Problem to solve: Please retype the data in full and exactly; the pictures are not part of the copy.

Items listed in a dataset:
= = = = = = =

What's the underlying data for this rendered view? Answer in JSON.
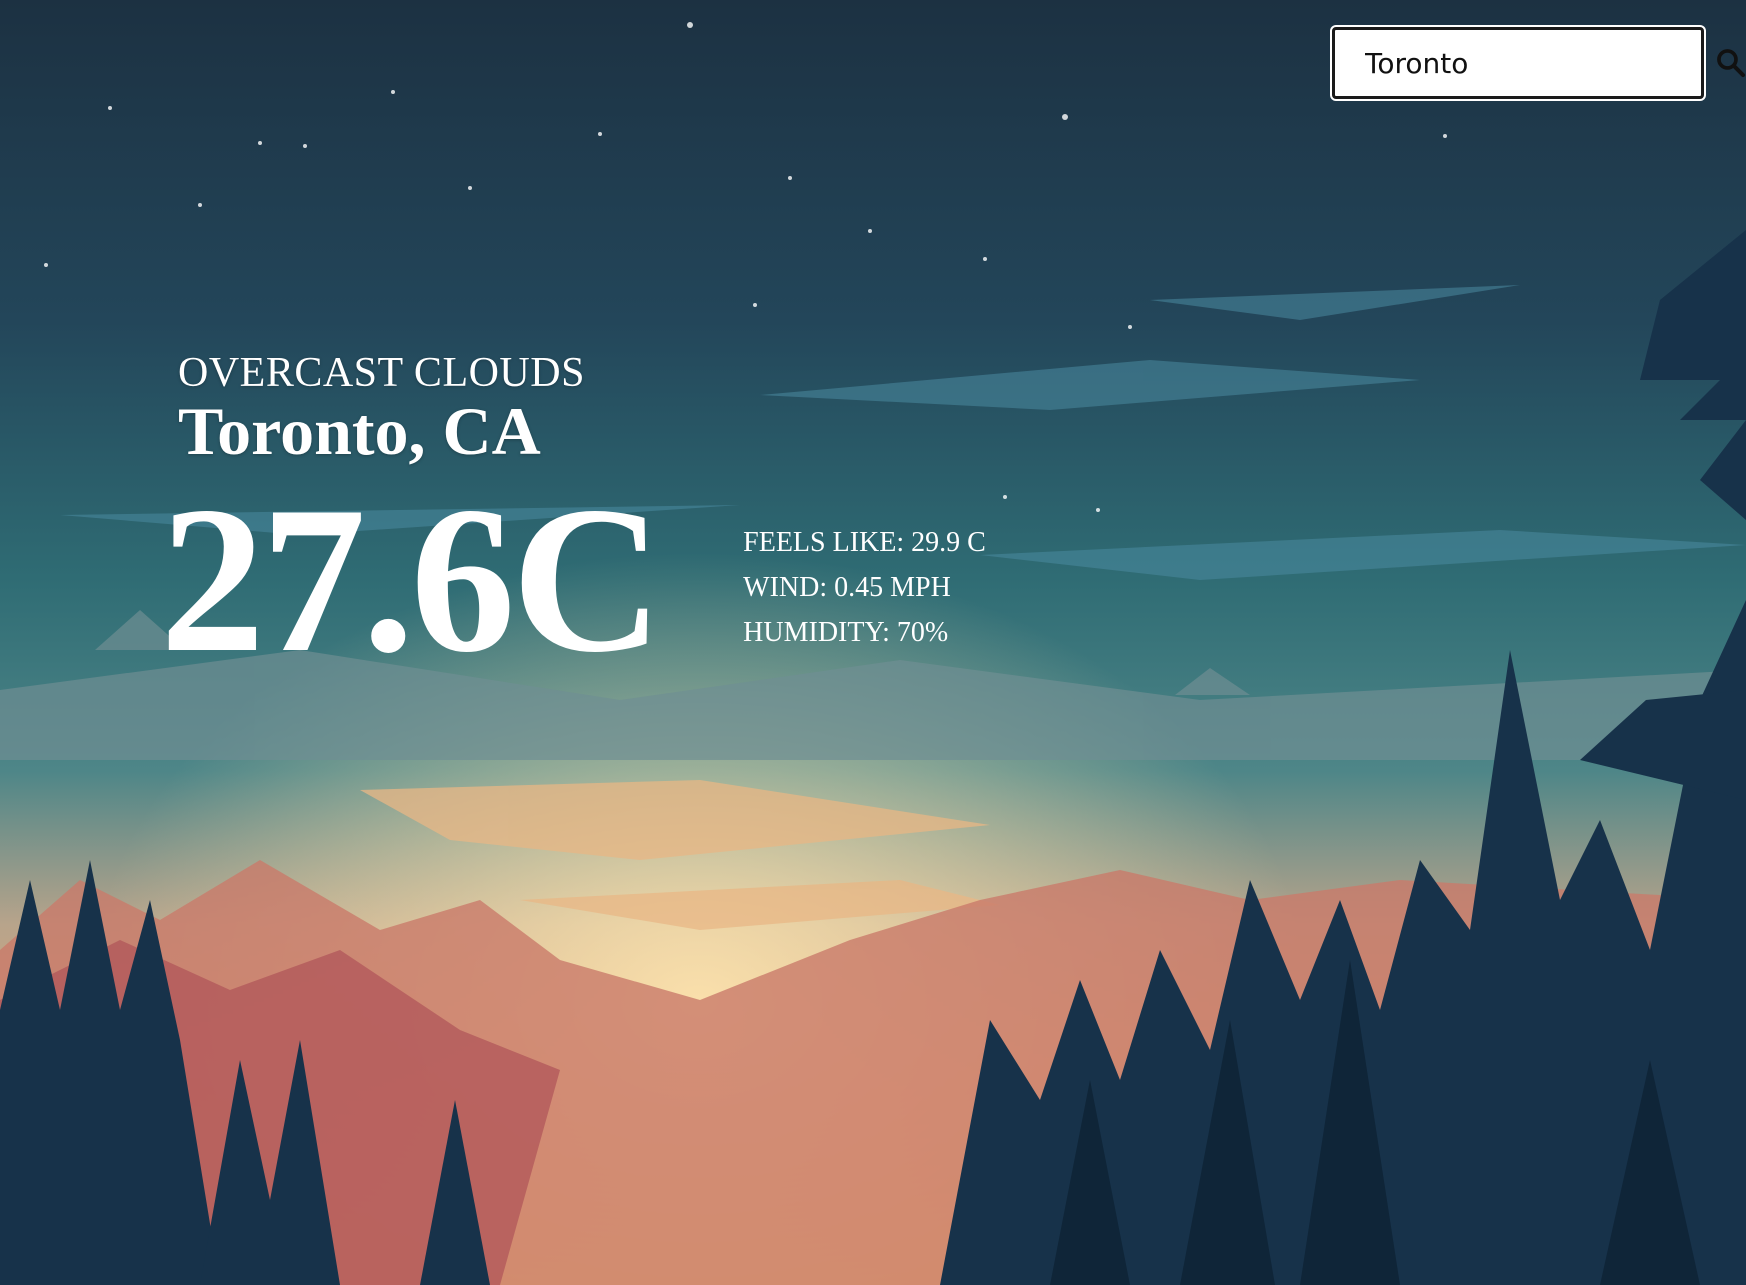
{
  "search": {
    "value": "Toronto",
    "icon": "search-icon"
  },
  "weather": {
    "condition": "OVERCAST CLOUDS",
    "location": "Toronto, CA",
    "temperature": "27.6C",
    "feels_like": "FEELS LIKE: 29.9 C",
    "wind": "WIND: 0.45 MPH",
    "humidity": "HUMIDITY: 70%"
  },
  "colors": {
    "sky_top": "#1e3445",
    "sky_mid": "#2f6a72",
    "horizon": "#e9b57a",
    "forest_dark": "#18324a"
  }
}
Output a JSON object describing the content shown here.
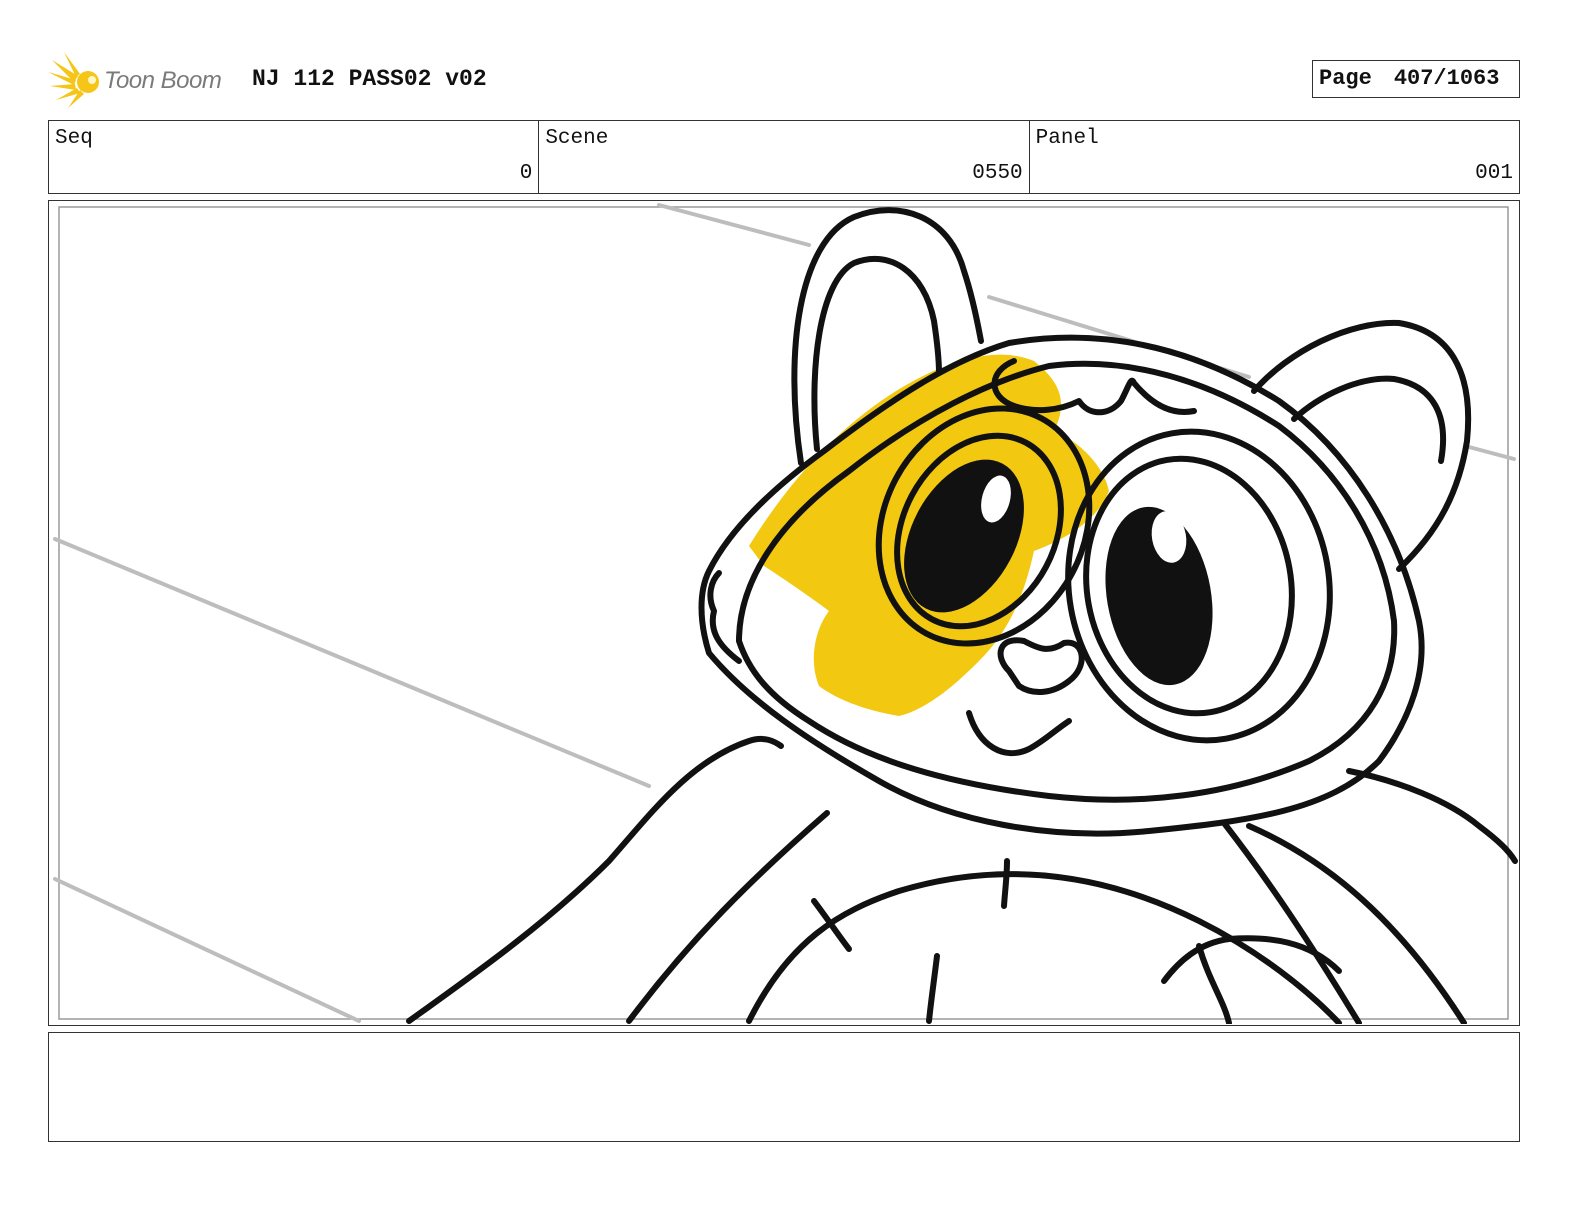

= = = = = = =

Solved exercise:
What's the underlying data for this rendered view? Answer in JSON.
{
  "search": {
    "value": "Toronto",
    "icon": "search-icon"
  },
  "weather": {
    "condition": "OVERCAST CLOUDS",
    "location": "Toronto, CA",
    "temperature": "27.6C",
    "feels_like": "FEELS LIKE: 29.9 C",
    "wind": "WIND: 0.45 MPH",
    "humidity": "HUMIDITY: 70%"
  },
  "colors": {
    "sky_top": "#1e3445",
    "sky_mid": "#2f6a72",
    "horizon": "#e9b57a",
    "forest_dark": "#18324a"
  }
}
Output a JSON object describing the content shown here.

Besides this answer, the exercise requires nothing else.